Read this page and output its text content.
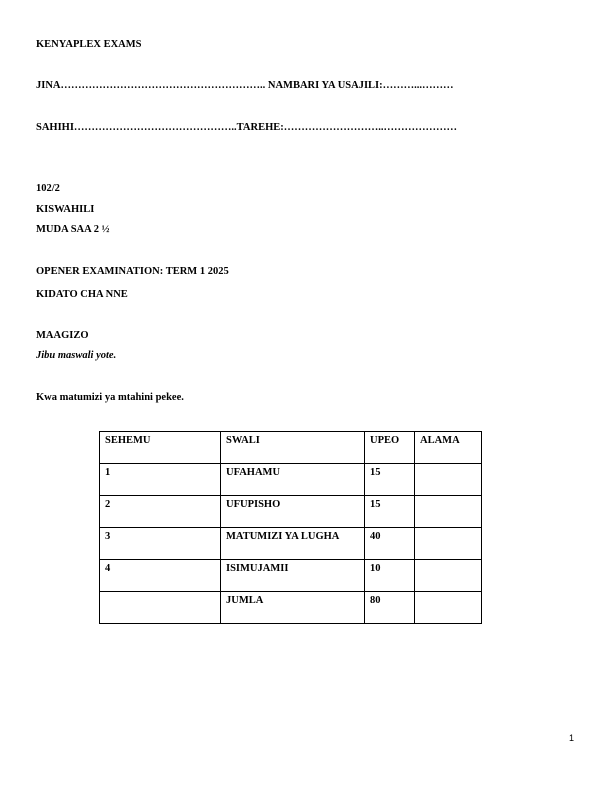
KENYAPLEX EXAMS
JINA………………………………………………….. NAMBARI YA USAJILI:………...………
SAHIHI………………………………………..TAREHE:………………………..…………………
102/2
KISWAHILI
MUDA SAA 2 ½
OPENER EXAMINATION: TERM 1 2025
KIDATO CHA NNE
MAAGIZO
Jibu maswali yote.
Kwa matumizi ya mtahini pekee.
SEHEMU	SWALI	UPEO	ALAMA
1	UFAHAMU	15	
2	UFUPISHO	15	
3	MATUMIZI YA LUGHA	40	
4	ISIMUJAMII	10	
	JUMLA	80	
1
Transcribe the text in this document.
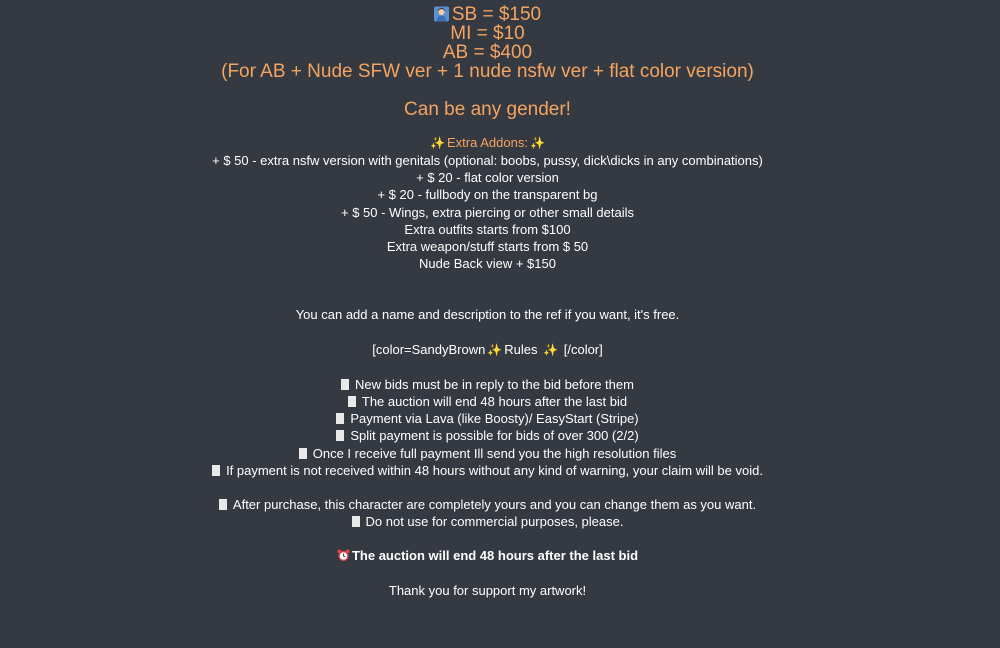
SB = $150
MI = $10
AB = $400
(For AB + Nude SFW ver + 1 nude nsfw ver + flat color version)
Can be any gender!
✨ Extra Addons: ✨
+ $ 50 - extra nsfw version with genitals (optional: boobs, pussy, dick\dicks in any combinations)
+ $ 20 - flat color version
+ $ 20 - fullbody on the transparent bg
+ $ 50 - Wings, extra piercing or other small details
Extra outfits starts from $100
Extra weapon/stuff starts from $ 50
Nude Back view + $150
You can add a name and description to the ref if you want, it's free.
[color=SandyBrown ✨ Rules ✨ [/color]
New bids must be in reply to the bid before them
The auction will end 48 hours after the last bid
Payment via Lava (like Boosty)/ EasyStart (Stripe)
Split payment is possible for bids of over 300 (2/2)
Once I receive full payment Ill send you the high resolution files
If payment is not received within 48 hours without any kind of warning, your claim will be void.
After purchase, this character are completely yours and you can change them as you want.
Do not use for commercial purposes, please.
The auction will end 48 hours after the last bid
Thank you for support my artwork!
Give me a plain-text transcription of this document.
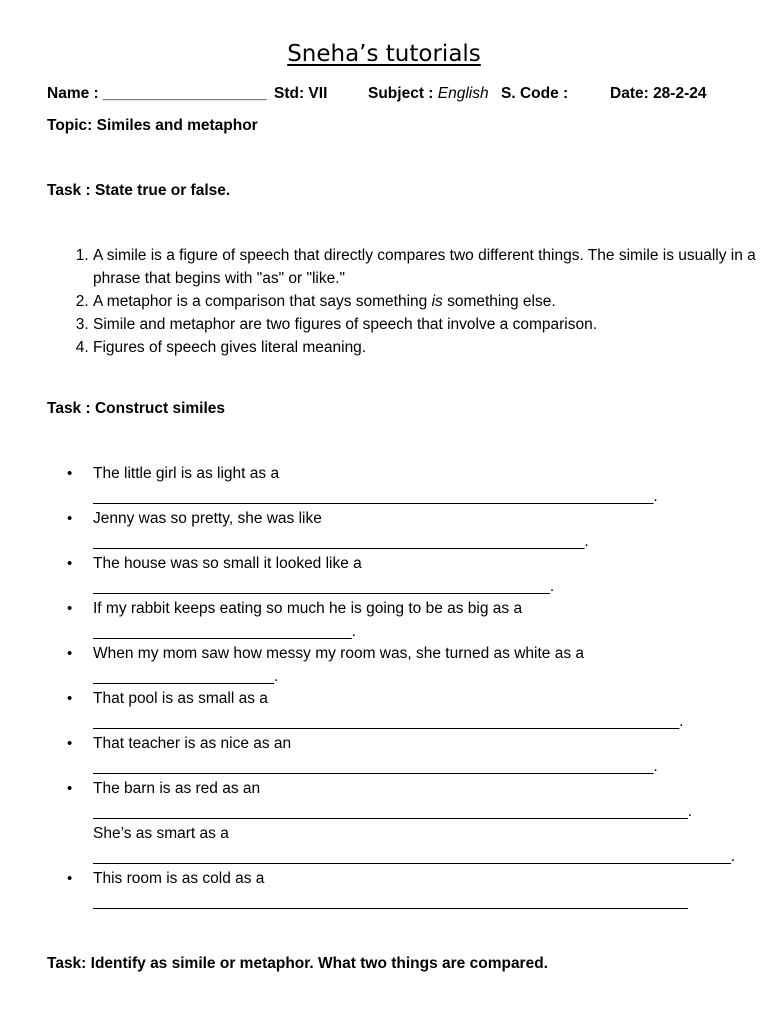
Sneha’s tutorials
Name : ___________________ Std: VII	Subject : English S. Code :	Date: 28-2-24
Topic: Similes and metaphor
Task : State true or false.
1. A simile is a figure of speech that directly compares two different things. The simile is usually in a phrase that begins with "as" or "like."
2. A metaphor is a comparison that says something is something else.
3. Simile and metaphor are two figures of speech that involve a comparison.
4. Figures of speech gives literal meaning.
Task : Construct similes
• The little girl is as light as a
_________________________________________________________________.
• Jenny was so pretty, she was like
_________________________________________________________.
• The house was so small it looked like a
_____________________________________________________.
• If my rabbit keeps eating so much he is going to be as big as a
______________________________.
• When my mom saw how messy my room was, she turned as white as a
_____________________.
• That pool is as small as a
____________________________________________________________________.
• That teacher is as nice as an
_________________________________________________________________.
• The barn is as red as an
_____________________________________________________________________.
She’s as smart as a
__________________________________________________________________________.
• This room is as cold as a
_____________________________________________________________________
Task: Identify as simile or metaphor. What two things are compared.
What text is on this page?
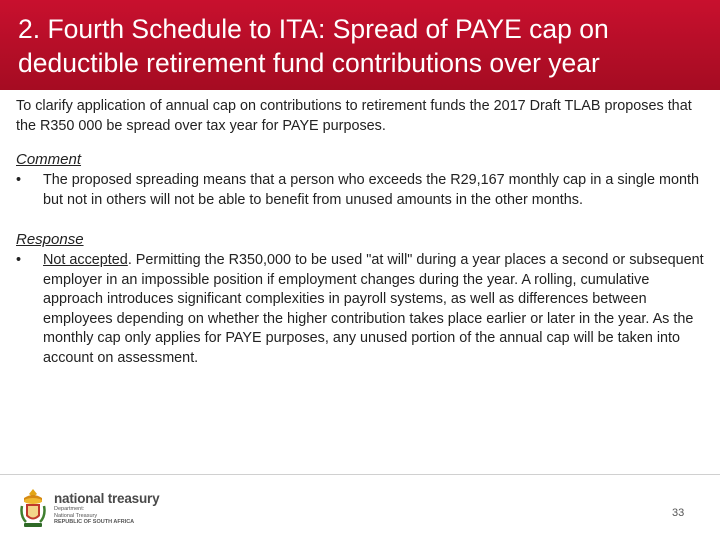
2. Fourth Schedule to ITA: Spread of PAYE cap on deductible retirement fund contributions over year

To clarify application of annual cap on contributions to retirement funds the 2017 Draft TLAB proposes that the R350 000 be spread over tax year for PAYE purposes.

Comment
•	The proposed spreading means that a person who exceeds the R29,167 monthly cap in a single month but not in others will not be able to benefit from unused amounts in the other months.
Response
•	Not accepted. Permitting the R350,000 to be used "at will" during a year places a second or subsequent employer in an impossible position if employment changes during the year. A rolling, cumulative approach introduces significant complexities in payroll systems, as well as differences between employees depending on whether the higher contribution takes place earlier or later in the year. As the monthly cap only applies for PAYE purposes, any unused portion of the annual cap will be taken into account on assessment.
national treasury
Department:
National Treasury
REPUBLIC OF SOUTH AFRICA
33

■ **Task statement**
Omit the pictures, then quote the rest of the material above exactly.

■ **Response to the task**
Read this page and output its text content.
KENYAPLEX EXAMS
JINA………………………………………………….. NAMBARI YA USAJILI:………...………
SAHIHI………………………………………..TAREHE:………………………..…………………
102/2
KISWAHILI
MUDA SAA 2 ½
OPENER EXAMINATION: TERM 1 2025
KIDATO CHA NNE
MAAGIZO
Jibu maswali yote.
Kwa matumizi ya mtahini pekee.
SEHEMU	SWALI	UPEO	ALAMA
1	UFAHAMU	15	
2	UFUPISHO	15	
3	MATUMIZI YA LUGHA	40	
4	ISIMUJAMII	10	
	JUMLA	80	
1
Transcribe the text in this document.
SB = $150
MI = $10
AB = $400
(For AB + Nude SFW ver + 1 nude nsfw ver + flat color version)
Can be any gender!
✨ Extra Addons: ✨
+ $ 50 - extra nsfw version with genitals (optional: boobs, pussy, dick\dicks in any combinations)
+ $ 20 - flat color version
+ $ 20 - fullbody on the transparent bg
+ $ 50 - Wings, extra piercing or other small details
Extra outfits starts from $100
Extra weapon/stuff starts from $ 50
Nude Back view + $150
You can add a name and description to the ref if you want, it's free.
[color=SandyBrown ✨ Rules ✨ [/color]
New bids must be in reply to the bid before them
The auction will end 48 hours after the last bid
Payment via Lava (like Boosty)/ EasyStart (Stripe)
Split payment is possible for bids of over 300 (2/2)
Once I receive full payment Ill send you the high resolution files
If payment is not received within 48 hours without any kind of warning, your claim will be void.
After purchase, this character are completely yours and you can change them as you want.
Do not use for commercial purposes, please.
The auction will end 48 hours after the last bid
Thank you for support my artwork!
Give me a plain-text transcription of this document.
Sneha’s tutorials
Name : ___________________ Std: VII	Subject : English S. Code :	Date: 28-2-24
Topic: Similes and metaphor
Task : State true or false.
1. A simile is a figure of speech that directly compares two different things. The simile is usually in a phrase that begins with "as" or "like."
2. A metaphor is a comparison that says something is something else.
3. Simile and metaphor are two figures of speech that involve a comparison.
4. Figures of speech gives literal meaning.
Task : Construct similes
• The little girl is as light as a
_________________________________________________________________.
• Jenny was so pretty, she was like
_________________________________________________________.
• The house was so small it looked like a
_____________________________________________________.
• If my rabbit keeps eating so much he is going to be as big as a
______________________________.
• When my mom saw how messy my room was, she turned as white as a
_____________________.
• That pool is as small as a
____________________________________________________________________.
• That teacher is as nice as an
_________________________________________________________________.
• The barn is as red as an
_____________________________________________________________________.
She’s as smart as a
__________________________________________________________________________.
• This room is as cold as a
_____________________________________________________________________
Task: Identify as simile or metaphor. What two things are compared.
What text is on this page?
2. Fourth Schedule to ITA: Spread of PAYE cap on deductible retirement fund contributions over year

To clarify application of annual cap on contributions to retirement funds the 2017 Draft TLAB proposes that the R350 000 be spread over tax year for PAYE purposes.

Comment
•	The proposed spreading means that a person who exceeds the R29,167 monthly cap in a single month but not in others will not be able to benefit from unused amounts in the other months.
Response
•	Not accepted. Permitting the R350,000 to be used "at will" during a year places a second or subsequent employer in an impossible position if employment changes during the year. A rolling, cumulative approach introduces significant complexities in payroll systems, as well as differences between employees depending on whether the higher contribution takes place earlier or later in the year. As the monthly cap only applies for PAYE purposes, any unused portion of the annual cap will be taken into account on assessment.
national treasury
Department:
National Treasury
REPUBLIC OF SOUTH AFRICA
33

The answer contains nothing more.